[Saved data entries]
※
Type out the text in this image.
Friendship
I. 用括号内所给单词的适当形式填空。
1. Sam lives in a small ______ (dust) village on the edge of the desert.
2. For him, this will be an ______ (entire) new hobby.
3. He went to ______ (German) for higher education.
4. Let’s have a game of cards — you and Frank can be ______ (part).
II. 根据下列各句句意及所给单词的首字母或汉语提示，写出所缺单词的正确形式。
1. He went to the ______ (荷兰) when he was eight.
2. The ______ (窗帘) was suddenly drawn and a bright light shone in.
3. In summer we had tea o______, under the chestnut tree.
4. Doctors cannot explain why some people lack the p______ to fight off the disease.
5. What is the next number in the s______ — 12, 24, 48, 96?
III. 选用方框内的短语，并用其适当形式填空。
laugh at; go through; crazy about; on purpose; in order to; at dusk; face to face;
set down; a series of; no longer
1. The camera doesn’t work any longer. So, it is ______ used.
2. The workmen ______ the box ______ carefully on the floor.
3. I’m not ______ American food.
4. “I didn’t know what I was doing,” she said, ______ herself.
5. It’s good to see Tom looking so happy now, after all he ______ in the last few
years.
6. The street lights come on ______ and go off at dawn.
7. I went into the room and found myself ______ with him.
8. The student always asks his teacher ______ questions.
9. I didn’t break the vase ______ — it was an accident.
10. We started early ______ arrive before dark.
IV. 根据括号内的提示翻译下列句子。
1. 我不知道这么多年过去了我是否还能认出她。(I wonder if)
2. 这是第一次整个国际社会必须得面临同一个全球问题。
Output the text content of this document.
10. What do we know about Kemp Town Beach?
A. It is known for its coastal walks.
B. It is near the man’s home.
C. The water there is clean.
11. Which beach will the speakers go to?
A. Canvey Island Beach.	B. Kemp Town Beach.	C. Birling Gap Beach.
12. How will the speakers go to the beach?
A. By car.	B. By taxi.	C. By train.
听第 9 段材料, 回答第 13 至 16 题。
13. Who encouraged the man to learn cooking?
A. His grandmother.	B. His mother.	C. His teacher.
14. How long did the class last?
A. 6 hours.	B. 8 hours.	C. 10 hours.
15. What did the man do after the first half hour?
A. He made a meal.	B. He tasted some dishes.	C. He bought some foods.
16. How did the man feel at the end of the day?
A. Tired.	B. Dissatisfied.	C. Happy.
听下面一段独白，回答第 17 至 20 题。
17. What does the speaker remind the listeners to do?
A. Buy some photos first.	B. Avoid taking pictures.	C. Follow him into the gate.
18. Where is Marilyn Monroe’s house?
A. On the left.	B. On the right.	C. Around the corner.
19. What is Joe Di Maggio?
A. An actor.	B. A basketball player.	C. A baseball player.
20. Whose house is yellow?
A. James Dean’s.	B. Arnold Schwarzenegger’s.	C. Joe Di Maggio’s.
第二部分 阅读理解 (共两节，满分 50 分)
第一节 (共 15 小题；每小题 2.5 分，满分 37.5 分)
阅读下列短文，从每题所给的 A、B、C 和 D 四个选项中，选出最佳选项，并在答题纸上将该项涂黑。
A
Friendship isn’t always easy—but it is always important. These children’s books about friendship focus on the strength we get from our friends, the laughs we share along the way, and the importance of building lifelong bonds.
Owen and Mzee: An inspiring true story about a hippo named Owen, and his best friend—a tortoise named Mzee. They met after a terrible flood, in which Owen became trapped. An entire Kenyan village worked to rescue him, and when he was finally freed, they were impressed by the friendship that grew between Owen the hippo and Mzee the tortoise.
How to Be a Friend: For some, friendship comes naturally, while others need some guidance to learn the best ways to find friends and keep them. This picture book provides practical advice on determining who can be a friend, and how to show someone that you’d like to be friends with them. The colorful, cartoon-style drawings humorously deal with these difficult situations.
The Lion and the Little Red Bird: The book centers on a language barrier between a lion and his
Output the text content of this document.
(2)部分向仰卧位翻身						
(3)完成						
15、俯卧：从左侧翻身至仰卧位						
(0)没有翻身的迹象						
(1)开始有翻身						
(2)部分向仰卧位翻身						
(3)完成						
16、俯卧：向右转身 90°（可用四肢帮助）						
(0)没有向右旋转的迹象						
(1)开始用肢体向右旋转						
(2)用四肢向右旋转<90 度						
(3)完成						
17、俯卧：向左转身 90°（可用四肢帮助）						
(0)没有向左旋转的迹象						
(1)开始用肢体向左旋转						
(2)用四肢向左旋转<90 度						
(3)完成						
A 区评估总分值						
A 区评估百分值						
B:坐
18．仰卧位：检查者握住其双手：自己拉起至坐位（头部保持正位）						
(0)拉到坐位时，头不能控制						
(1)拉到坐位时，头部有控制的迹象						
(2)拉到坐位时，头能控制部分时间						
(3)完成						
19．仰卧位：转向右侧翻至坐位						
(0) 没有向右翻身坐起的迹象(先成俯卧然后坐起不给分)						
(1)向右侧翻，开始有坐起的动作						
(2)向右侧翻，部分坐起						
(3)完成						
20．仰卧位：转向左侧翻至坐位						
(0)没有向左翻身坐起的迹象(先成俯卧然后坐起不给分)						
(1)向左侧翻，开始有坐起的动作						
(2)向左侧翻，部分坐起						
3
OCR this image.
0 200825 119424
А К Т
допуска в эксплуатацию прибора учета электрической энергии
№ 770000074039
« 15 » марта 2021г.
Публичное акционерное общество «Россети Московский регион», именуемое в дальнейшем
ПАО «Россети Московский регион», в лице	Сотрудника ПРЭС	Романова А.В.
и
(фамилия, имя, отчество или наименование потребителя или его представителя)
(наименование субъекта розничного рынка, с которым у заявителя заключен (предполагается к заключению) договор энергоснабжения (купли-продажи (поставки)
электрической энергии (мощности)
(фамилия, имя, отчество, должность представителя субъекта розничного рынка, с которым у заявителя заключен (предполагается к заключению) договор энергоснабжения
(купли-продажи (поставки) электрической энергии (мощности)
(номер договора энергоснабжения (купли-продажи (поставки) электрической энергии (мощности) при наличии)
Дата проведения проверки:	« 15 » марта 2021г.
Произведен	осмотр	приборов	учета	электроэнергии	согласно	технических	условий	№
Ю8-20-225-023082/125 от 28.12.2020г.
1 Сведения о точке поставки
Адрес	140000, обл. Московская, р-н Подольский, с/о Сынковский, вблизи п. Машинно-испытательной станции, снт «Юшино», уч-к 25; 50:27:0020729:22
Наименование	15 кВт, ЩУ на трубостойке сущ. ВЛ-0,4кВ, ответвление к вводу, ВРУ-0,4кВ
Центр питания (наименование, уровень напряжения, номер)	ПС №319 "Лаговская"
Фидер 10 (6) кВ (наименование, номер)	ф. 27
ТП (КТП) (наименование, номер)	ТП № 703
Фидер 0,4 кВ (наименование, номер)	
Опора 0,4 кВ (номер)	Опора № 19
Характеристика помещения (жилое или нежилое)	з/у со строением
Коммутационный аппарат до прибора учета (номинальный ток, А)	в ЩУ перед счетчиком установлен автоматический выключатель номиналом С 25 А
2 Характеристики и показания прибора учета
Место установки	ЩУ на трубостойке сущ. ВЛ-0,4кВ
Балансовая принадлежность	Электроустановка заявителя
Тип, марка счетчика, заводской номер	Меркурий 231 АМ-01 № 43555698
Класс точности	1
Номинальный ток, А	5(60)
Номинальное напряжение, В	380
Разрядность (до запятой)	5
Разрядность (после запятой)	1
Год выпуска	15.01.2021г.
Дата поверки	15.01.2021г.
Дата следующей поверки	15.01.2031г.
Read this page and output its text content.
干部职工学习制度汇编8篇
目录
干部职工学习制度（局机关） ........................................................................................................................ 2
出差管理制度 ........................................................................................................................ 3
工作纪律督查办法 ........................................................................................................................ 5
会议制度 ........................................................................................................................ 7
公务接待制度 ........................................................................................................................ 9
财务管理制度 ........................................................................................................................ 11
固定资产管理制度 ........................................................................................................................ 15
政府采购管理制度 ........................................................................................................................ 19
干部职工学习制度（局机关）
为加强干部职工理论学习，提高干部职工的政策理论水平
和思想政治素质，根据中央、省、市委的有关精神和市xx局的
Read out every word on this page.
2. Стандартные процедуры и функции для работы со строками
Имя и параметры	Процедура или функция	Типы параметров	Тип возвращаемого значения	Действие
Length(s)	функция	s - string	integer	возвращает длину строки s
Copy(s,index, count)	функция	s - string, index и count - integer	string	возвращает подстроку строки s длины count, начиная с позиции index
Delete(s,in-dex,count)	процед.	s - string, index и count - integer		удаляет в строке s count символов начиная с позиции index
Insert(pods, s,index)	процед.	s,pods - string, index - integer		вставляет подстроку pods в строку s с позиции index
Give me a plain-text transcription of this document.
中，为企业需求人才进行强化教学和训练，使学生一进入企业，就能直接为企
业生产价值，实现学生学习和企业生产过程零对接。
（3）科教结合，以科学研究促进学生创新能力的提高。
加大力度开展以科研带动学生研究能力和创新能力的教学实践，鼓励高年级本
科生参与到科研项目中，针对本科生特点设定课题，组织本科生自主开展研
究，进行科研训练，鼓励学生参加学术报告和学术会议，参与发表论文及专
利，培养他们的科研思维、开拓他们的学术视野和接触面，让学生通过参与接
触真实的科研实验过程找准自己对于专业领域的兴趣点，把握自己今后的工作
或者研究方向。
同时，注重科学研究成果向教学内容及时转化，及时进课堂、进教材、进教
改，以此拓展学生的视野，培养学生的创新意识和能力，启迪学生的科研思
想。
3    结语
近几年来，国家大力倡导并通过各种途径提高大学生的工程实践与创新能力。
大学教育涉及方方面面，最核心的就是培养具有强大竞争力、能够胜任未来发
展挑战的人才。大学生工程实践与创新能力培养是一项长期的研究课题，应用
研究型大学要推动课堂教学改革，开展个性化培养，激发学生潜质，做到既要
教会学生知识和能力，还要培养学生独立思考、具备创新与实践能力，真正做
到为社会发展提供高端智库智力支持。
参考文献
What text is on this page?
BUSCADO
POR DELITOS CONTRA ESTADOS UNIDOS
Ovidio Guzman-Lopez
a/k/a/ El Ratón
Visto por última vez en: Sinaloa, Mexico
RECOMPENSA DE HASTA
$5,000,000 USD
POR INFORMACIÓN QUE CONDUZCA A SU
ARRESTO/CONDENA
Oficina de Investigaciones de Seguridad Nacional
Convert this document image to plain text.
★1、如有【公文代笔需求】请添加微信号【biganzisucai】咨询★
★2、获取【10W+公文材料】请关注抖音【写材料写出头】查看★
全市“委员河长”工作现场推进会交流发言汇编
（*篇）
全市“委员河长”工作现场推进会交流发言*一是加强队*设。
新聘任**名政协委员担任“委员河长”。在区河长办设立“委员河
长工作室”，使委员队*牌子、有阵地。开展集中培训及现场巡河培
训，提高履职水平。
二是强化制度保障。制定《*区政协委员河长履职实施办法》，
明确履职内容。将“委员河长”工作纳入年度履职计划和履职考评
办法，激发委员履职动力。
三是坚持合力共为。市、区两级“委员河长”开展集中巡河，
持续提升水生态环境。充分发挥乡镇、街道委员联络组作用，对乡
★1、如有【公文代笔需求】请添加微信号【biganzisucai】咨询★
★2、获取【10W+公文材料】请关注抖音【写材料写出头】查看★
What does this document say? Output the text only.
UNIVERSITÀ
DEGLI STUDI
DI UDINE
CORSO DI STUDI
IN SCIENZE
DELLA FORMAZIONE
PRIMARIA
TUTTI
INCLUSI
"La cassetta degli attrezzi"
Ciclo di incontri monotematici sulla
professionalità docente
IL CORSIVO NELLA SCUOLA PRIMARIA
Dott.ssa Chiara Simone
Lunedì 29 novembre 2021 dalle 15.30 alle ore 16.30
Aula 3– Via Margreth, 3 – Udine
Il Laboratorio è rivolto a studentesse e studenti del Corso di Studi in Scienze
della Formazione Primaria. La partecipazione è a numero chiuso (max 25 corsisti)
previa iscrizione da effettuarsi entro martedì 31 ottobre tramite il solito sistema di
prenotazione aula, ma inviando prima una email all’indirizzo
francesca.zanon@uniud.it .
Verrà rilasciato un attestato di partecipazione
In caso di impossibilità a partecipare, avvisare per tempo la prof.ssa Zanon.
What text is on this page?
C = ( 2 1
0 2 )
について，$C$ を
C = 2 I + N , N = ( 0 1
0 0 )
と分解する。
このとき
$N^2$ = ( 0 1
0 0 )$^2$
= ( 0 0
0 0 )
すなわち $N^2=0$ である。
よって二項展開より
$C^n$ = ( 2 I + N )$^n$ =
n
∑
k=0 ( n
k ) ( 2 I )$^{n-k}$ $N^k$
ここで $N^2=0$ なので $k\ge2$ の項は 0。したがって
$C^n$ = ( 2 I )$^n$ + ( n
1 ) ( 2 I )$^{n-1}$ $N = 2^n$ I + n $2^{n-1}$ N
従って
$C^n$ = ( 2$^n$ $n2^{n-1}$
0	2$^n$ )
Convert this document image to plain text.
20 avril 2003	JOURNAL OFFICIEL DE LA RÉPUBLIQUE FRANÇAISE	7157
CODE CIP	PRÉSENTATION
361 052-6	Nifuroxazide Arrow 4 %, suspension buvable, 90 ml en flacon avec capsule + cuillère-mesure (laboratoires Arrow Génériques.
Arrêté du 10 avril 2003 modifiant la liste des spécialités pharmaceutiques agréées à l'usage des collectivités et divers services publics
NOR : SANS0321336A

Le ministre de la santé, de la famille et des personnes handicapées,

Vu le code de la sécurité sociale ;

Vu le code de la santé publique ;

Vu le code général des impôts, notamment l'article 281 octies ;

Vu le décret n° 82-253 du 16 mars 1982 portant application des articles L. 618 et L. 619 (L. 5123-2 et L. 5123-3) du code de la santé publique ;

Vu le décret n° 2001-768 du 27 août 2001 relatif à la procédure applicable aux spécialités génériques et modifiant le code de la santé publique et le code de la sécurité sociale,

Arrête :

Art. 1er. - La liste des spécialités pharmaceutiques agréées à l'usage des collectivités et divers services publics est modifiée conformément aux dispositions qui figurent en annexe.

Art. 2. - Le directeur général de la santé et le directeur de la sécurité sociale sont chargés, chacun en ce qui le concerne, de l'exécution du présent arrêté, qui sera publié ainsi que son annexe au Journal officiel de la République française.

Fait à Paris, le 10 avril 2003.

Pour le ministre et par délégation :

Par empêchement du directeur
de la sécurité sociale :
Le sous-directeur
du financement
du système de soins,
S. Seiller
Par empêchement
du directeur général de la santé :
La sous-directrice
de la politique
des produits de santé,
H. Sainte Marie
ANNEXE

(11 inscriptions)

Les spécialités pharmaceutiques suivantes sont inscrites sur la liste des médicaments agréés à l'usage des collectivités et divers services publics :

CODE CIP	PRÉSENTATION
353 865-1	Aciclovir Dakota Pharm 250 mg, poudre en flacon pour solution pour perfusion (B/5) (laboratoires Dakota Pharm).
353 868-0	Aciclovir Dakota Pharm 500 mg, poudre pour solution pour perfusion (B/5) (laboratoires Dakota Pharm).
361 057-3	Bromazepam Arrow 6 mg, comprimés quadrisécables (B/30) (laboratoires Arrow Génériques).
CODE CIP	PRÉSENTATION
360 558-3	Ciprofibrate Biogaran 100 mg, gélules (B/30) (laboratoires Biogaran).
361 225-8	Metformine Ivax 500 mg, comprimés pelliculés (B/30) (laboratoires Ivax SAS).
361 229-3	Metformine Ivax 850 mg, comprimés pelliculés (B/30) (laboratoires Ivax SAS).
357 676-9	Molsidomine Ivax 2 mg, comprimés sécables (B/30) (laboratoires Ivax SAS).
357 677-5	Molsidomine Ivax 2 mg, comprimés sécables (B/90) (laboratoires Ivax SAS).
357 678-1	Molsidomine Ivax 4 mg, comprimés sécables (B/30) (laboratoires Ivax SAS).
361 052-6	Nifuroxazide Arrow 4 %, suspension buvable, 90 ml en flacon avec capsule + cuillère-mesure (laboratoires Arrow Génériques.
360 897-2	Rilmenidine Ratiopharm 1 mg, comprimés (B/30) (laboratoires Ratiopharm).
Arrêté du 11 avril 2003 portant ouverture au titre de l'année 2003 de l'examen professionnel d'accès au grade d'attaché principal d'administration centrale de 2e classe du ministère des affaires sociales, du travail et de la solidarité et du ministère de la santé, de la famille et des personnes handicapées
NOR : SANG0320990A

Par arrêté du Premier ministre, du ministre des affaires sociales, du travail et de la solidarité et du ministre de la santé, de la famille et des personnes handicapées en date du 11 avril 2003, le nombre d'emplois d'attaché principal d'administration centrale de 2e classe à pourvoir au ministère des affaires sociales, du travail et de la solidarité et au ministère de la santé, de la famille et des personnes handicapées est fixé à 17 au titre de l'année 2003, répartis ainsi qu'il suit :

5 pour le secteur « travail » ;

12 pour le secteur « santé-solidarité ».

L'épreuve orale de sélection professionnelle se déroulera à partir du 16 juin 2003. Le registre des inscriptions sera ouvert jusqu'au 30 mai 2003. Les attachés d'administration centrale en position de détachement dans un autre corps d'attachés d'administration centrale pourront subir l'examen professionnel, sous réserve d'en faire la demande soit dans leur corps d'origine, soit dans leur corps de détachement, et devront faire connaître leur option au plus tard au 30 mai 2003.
※
▶ [Stated task]
Locate all lines that include the word "возвращает" and copy them out.

▶ [Result of the task]
Length(s)	функция	s - string	integer	возвращает длину строки s
Copy(s,index, count)	функция	s - string, index и count - integer	string	возвращает подстроку строки s длины count, начиная с позиции index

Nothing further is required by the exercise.